» **What to do**
All of the listing below must be repeated word for word. Pictures are the only thing to omit.

» **Task data**

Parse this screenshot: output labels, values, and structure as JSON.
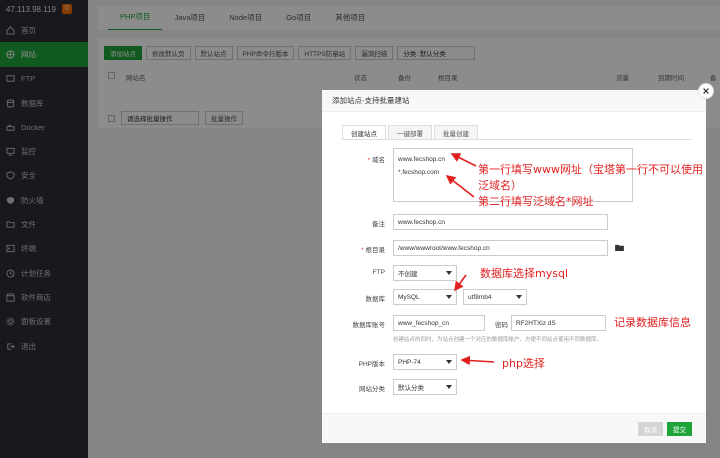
{
  "sidebar": {
    "ip": "47.113.98.119",
    "badge": "0",
    "items": [
      {
        "label": "首页",
        "icon": "home-icon"
      },
      {
        "label": "网站",
        "icon": "globe-icon",
        "active": true
      },
      {
        "label": "FTP",
        "icon": "ftp-icon"
      },
      {
        "label": "数据库",
        "icon": "database-icon"
      },
      {
        "label": "Docker",
        "icon": "docker-icon"
      },
      {
        "label": "监控",
        "icon": "monitor-icon"
      },
      {
        "label": "安全",
        "icon": "shield-icon"
      },
      {
        "label": "防火墙",
        "icon": "firewall-icon"
      },
      {
        "label": "文件",
        "icon": "folder-icon"
      },
      {
        "label": "终端",
        "icon": "terminal-icon"
      },
      {
        "label": "计划任务",
        "icon": "clock-icon"
      },
      {
        "label": "软件商店",
        "icon": "store-icon"
      },
      {
        "label": "面板设置",
        "icon": "gear-icon"
      },
      {
        "label": "退出",
        "icon": "logout-icon"
      }
    ]
  },
  "main": {
    "tabs": [
      "PHP项目",
      "Java项目",
      "Node项目",
      "Go项目",
      "其他项目"
    ],
    "toolbar": {
      "buttons": [
        "添加站点",
        "修改默认页",
        "默认站点",
        "PHP命令行版本",
        "HTTPS防窜站",
        "漏洞扫描"
      ],
      "category_select": "分类: 默认分类"
    },
    "table_headers": [
      "网站名",
      "状态",
      "备份",
      "根目录",
      "流量",
      "到期时间",
      "备"
    ],
    "batch": {
      "select_placeholder": "请选择批量操作",
      "run_label": "批量操作"
    }
  },
  "modal": {
    "title": "添加站点-支持批量建站",
    "tabs": [
      "创建站点",
      "一键部署",
      "批量创建"
    ],
    "domain": {
      "label": "域名",
      "lines": [
        "www.fecshop.cn",
        "*.fecshop.com"
      ]
    },
    "remark": {
      "label": "备注",
      "value": "www.fecshop.cn"
    },
    "root": {
      "label": "根目录",
      "value": "/www/wwwroot/www.fecshop.cn"
    },
    "ftp": {
      "label": "FTP",
      "value": "不创建"
    },
    "db": {
      "label": "数据库",
      "type": "MySQL",
      "charset": "utf8mb4"
    },
    "db_account": {
      "label": "数据库账号",
      "user": "www_fecshop_cn",
      "pass_label": "密码",
      "pass": "RF2HTXiz        dS"
    },
    "db_hint": "创建站点的同时，为站点创建一个对应的数据库帐户，方便不同站点使用不同数据库。",
    "php": {
      "label": "PHP版本",
      "value": "PHP-74"
    },
    "category": {
      "label": "网站分类",
      "value": "默认分类"
    },
    "footer": {
      "cancel": "取消",
      "submit": "提交"
    }
  },
  "annotations": {
    "domain_line1": "第一行填写www网址（宝塔第一行不可以使用",
    "domain_line1b": "泛域名）",
    "domain_line2": "第二行填写泛域名*网址",
    "db_note": "数据库选择mysql",
    "db_info": "记录数据库信息",
    "php_note": "php选择"
  },
  "colors": {
    "accent": "#20a53a",
    "annotation": "#e02020",
    "sidebar": "#2c2f33"
  }
}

» **Task result**
Parse this screenshot: output labels, values, and structure as JSON.
{
  "sidebar": {
    "ip": "47.113.98.119",
    "badge": "0",
    "items": [
      {
        "label": "首页",
        "icon": "home-icon"
      },
      {
        "label": "网站",
        "icon": "globe-icon",
        "active": true
      },
      {
        "label": "FTP",
        "icon": "ftp-icon"
      },
      {
        "label": "数据库",
        "icon": "database-icon"
      },
      {
        "label": "Docker",
        "icon": "docker-icon"
      },
      {
        "label": "监控",
        "icon": "monitor-icon"
      },
      {
        "label": "安全",
        "icon": "shield-icon"
      },
      {
        "label": "防火墙",
        "icon": "firewall-icon"
      },
      {
        "label": "文件",
        "icon": "folder-icon"
      },
      {
        "label": "终端",
        "icon": "terminal-icon"
      },
      {
        "label": "计划任务",
        "icon": "clock-icon"
      },
      {
        "label": "软件商店",
        "icon": "store-icon"
      },
      {
        "label": "面板设置",
        "icon": "gear-icon"
      },
      {
        "label": "退出",
        "icon": "logout-icon"
      }
    ]
  },
  "main": {
    "tabs": [
      "PHP项目",
      "Java项目",
      "Node项目",
      "Go项目",
      "其他项目"
    ],
    "toolbar": {
      "buttons": [
        "添加站点",
        "修改默认页",
        "默认站点",
        "PHP命令行版本",
        "HTTPS防窜站",
        "漏洞扫描"
      ],
      "category_select": "分类: 默认分类"
    },
    "table_headers": [
      "网站名",
      "状态",
      "备份",
      "根目录",
      "流量",
      "到期时间",
      "备"
    ],
    "batch": {
      "select_placeholder": "请选择批量操作",
      "run_label": "批量操作"
    }
  },
  "modal": {
    "title": "添加站点-支持批量建站",
    "tabs": [
      "创建站点",
      "一键部署",
      "批量创建"
    ],
    "domain": {
      "label": "域名",
      "lines": [
        "www.fecshop.cn",
        "*.fecshop.com"
      ]
    },
    "remark": {
      "label": "备注",
      "value": "www.fecshop.cn"
    },
    "root": {
      "label": "根目录",
      "value": "/www/wwwroot/www.fecshop.cn"
    },
    "ftp": {
      "label": "FTP",
      "value": "不创建"
    },
    "db": {
      "label": "数据库",
      "type": "MySQL",
      "charset": "utf8mb4"
    },
    "db_account": {
      "label": "数据库账号",
      "user": "www_fecshop_cn",
      "pass_label": "密码",
      "pass": "RF2HTXiz        dS"
    },
    "db_hint": "创建站点的同时，为站点创建一个对应的数据库帐户，方便不同站点使用不同数据库。",
    "php": {
      "label": "PHP版本",
      "value": "PHP-74"
    },
    "category": {
      "label": "网站分类",
      "value": "默认分类"
    },
    "footer": {
      "cancel": "取消",
      "submit": "提交"
    }
  },
  "annotations": {
    "domain_line1": "第一行填写www网址（宝塔第一行不可以使用",
    "domain_line1b": "泛域名）",
    "domain_line2": "第二行填写泛域名*网址",
    "db_note": "数据库选择mysql",
    "db_info": "记录数据库信息",
    "php_note": "php选择"
  },
  "colors": {
    "accent": "#20a53a",
    "annotation": "#e02020",
    "sidebar": "#2c2f33"
  }
}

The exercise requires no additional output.